Aim of the exercise: Reproduce the records verbatim, starting from their first line and ending with the line that contains "text: 4. Top".
--------------------------------
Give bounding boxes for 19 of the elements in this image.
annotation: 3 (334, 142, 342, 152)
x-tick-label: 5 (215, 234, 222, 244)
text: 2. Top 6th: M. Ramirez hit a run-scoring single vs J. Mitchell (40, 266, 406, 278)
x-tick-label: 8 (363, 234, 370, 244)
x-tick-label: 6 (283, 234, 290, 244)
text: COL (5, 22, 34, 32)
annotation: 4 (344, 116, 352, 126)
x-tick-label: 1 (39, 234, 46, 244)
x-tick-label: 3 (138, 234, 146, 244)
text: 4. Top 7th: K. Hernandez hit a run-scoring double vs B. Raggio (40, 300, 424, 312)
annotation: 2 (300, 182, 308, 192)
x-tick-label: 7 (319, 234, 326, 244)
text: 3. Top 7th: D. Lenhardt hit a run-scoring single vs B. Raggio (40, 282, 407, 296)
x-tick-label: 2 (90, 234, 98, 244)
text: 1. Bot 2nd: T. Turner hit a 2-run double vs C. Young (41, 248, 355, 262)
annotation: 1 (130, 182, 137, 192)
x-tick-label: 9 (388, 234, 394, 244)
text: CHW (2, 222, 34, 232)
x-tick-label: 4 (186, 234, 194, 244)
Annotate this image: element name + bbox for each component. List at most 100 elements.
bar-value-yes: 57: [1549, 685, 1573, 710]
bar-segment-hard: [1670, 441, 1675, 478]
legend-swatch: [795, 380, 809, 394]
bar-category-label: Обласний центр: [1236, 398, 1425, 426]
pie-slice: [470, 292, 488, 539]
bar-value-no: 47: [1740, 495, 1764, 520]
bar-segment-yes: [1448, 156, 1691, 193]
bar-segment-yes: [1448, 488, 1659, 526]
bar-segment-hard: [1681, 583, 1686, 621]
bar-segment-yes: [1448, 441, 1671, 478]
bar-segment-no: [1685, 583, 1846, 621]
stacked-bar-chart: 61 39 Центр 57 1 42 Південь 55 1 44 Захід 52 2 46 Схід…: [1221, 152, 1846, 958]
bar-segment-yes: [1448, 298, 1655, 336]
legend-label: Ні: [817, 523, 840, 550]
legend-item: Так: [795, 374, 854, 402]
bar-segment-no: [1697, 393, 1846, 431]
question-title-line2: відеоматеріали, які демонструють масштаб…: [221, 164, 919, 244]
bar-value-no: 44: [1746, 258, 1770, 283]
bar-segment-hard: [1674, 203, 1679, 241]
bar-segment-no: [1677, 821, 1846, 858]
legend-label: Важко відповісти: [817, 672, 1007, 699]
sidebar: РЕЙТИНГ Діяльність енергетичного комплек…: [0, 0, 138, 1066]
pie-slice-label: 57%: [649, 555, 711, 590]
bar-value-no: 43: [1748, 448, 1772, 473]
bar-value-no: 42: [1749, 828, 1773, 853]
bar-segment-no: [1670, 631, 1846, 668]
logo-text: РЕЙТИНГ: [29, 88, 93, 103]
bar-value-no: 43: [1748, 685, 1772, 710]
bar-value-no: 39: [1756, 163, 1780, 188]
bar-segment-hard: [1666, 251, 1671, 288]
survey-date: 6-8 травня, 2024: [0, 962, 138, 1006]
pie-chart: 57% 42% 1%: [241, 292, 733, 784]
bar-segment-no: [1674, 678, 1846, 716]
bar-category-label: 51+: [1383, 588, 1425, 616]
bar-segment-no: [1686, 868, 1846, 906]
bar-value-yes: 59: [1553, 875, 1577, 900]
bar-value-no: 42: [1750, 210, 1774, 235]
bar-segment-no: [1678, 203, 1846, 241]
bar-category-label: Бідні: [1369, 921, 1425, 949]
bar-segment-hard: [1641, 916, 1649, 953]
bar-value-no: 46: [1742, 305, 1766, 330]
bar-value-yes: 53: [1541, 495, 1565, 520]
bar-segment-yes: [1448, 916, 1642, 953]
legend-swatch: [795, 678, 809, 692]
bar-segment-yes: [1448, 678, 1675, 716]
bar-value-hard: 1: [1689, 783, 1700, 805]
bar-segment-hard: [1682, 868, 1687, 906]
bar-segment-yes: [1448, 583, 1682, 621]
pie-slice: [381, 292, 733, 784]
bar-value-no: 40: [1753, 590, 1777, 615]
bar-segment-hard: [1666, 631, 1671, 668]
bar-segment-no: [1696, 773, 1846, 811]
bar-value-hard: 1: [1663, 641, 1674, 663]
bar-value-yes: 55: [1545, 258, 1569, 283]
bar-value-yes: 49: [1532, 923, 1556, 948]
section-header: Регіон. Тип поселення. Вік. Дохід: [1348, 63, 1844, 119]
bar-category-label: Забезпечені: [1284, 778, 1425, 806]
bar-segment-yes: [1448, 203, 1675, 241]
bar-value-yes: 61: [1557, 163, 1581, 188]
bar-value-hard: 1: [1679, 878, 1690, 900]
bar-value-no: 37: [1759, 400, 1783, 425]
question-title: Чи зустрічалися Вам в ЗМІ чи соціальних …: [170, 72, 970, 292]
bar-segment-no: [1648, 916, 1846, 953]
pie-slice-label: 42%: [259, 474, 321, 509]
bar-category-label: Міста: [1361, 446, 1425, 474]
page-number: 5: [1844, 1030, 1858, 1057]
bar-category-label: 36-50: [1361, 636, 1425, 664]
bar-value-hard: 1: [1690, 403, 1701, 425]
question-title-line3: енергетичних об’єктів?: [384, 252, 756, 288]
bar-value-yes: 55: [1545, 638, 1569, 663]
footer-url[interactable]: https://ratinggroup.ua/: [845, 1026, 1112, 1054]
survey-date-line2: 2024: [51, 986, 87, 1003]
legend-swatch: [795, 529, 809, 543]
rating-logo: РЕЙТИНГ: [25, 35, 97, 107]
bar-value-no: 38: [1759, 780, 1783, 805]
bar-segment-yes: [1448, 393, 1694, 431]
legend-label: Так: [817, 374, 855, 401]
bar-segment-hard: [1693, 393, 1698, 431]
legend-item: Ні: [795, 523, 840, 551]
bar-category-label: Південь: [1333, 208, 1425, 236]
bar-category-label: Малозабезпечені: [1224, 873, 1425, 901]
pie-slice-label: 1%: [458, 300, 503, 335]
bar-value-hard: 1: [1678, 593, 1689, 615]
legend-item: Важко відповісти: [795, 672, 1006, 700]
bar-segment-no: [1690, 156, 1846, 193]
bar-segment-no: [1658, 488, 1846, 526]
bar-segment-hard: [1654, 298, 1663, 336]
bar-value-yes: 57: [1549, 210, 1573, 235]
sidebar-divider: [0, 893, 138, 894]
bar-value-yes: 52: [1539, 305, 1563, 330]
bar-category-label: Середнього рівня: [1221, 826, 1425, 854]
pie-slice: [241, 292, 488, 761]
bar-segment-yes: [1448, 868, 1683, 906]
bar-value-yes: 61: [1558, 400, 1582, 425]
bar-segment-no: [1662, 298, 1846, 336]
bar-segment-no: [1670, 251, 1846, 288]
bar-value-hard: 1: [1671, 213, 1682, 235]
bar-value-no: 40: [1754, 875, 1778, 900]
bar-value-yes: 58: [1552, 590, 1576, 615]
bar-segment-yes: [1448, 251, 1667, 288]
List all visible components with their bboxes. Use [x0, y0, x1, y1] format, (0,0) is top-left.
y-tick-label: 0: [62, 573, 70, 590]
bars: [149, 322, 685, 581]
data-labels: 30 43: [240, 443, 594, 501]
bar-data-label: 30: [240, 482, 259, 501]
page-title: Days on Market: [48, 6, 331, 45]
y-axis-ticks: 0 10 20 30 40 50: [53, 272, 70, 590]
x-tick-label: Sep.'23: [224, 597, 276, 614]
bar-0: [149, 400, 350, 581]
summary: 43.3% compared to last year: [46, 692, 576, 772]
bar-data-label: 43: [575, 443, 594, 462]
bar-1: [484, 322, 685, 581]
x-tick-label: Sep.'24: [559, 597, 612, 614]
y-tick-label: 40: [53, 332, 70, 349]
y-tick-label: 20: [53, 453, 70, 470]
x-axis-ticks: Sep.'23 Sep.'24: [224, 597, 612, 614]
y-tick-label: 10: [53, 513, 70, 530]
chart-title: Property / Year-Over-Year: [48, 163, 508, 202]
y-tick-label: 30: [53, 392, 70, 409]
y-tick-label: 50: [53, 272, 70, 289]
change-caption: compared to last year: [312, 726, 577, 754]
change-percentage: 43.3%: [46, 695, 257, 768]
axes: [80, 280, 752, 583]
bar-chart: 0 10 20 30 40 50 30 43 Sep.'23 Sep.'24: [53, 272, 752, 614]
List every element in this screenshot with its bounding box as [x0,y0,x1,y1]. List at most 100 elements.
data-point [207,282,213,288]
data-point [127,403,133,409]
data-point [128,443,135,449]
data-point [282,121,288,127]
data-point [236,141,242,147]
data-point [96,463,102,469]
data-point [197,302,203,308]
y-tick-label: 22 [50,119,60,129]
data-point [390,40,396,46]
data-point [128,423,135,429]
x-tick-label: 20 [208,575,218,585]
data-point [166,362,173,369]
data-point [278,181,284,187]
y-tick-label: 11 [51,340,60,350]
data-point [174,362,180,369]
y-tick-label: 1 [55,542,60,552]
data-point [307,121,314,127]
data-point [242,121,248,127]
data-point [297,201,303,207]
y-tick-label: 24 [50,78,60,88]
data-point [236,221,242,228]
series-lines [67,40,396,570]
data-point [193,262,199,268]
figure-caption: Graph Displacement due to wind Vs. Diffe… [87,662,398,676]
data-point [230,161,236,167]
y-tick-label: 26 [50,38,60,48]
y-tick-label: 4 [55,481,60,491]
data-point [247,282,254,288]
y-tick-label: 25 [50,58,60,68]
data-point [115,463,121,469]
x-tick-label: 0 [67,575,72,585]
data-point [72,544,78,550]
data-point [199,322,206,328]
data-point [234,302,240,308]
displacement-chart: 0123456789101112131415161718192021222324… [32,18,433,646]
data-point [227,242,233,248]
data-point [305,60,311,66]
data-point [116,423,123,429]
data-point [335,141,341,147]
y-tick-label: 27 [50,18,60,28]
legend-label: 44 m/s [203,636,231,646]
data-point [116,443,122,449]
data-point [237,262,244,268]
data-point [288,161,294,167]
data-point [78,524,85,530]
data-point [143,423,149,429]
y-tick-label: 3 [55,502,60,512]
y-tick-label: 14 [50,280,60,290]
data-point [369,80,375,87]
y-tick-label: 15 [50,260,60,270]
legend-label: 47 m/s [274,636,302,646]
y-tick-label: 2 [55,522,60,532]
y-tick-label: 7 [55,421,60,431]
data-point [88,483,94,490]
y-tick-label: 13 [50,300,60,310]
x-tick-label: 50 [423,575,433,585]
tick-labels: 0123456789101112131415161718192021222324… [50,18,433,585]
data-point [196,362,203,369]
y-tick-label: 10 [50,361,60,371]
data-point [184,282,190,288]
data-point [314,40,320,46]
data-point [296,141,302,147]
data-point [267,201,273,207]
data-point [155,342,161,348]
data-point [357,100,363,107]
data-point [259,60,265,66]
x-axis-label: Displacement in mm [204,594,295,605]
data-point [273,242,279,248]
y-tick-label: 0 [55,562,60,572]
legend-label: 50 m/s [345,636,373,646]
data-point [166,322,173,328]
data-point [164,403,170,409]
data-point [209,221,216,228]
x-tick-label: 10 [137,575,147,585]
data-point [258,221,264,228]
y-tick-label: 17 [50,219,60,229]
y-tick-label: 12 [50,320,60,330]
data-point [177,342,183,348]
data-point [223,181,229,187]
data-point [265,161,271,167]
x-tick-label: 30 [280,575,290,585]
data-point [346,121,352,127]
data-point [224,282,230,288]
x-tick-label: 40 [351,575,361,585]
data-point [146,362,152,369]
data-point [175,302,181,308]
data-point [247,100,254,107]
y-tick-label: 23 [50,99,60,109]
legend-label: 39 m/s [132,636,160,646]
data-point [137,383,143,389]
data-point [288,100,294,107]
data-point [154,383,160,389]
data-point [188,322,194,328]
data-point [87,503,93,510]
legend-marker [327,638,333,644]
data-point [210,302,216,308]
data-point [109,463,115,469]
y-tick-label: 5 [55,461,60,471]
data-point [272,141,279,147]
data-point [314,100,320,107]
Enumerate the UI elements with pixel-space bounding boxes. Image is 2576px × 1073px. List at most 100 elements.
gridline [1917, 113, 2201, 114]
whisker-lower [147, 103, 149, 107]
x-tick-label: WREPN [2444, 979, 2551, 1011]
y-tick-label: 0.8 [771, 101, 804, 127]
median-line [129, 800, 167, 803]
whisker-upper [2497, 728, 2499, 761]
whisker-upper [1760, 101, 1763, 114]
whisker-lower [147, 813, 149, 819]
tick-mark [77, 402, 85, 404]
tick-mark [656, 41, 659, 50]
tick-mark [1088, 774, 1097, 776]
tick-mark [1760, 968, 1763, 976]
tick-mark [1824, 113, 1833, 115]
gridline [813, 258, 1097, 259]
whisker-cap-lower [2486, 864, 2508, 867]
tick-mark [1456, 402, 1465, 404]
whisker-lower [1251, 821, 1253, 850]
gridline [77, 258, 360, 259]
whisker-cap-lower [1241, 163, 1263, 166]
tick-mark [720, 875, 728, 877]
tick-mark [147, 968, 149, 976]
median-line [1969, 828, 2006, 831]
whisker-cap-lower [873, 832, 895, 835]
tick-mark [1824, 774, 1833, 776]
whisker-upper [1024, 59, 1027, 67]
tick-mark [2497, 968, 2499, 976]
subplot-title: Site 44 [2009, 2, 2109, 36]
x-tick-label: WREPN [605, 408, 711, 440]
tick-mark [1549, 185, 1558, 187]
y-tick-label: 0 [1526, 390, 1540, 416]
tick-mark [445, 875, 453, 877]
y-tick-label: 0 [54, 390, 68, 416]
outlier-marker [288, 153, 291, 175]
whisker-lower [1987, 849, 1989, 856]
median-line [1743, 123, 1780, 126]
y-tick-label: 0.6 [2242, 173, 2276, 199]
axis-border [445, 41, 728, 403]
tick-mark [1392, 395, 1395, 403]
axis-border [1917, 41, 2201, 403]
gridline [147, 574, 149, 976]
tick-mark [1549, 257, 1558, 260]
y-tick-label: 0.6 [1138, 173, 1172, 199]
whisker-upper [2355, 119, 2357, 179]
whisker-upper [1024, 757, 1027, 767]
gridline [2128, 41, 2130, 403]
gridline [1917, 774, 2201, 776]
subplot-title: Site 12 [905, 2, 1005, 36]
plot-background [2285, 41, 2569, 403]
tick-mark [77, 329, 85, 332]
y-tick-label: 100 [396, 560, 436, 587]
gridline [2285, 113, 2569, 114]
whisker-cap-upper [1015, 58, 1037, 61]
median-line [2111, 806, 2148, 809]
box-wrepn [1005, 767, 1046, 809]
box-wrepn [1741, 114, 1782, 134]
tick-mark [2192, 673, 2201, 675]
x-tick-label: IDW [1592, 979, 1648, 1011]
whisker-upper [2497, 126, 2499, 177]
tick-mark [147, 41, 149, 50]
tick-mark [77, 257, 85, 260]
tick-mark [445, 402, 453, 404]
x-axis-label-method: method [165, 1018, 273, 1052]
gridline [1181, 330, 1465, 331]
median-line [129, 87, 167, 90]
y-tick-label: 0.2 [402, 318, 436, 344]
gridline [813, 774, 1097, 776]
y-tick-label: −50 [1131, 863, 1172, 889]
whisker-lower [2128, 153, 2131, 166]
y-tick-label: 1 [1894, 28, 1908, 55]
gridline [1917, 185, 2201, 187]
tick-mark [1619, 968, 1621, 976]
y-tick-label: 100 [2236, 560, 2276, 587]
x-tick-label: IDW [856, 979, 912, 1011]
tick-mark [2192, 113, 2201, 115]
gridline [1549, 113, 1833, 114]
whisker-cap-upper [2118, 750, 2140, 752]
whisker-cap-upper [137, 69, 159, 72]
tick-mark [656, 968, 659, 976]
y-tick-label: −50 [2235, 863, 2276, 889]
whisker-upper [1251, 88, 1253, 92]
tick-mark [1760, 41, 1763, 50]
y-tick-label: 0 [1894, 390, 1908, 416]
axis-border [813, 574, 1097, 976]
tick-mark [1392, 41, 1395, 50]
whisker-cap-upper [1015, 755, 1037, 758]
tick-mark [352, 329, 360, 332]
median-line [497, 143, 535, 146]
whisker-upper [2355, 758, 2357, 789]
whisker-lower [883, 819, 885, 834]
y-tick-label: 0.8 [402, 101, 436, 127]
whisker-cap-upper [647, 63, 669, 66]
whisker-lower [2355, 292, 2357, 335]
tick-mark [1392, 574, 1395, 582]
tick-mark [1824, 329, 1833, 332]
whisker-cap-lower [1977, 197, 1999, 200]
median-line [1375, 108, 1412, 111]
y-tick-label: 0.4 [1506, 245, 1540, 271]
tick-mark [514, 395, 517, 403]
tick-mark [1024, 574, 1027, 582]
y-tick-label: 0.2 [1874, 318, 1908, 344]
--------------------------------
Task result:
Give bounding boxes for 19 of the elements in this image.
annotation: 3 (334, 142, 342, 152)
x-tick-label: 5 (215, 234, 222, 244)
text: 2. Top 6th: M. Ramirez hit a run-scoring single vs J. Mitchell (40, 266, 406, 278)
x-tick-label: 8 (363, 234, 370, 244)
x-tick-label: 6 (283, 234, 290, 244)
text: COL (5, 22, 34, 32)
annotation: 4 (344, 116, 352, 126)
x-tick-label: 1 (39, 234, 46, 244)
x-tick-label: 3 (138, 234, 146, 244)
text: 4. Top 7th: K. Hernandez hit a run-scoring double vs B. Raggio (40, 300, 424, 312)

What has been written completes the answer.